> **Recorded data**:
* start *

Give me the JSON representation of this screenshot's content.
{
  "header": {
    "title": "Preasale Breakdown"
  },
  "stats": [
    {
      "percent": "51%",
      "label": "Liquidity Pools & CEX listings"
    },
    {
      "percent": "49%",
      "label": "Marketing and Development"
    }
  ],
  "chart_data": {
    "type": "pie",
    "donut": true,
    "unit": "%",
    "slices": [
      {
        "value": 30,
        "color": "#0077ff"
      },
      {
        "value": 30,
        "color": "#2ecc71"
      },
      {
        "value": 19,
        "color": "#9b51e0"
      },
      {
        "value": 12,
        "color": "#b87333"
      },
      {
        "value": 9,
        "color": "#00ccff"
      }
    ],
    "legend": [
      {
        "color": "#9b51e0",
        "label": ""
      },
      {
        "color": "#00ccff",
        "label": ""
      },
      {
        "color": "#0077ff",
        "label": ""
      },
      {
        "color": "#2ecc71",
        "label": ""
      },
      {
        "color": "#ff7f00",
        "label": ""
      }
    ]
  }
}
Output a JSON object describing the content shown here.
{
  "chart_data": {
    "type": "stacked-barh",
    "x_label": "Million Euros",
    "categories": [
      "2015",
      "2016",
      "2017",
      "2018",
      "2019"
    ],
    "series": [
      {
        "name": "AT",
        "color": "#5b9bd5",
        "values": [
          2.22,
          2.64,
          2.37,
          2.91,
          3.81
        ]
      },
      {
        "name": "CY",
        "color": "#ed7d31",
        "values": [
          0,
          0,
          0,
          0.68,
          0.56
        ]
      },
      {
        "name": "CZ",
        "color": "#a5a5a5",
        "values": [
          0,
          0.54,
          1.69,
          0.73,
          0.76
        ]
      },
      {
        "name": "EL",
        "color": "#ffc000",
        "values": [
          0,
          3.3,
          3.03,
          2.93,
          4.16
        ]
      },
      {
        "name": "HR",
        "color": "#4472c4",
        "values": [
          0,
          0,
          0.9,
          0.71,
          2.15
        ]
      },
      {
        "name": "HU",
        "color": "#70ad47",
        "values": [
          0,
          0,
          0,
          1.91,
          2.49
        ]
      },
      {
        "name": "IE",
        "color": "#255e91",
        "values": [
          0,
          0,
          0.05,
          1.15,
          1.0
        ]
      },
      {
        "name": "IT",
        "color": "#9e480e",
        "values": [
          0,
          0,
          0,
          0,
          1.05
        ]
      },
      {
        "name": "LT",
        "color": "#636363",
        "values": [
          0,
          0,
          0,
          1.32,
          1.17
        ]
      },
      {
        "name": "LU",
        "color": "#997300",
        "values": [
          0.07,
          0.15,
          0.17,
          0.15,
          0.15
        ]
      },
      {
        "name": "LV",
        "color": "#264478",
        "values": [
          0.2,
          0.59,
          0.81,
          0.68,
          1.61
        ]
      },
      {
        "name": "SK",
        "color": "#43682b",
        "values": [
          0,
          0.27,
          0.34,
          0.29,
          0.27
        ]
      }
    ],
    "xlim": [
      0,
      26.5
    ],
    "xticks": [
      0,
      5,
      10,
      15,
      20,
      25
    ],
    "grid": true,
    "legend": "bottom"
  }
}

* end *

> **Given request**:
Tell how many lines hold the string "name", giving the number and nothing else.

> **Task response**:
12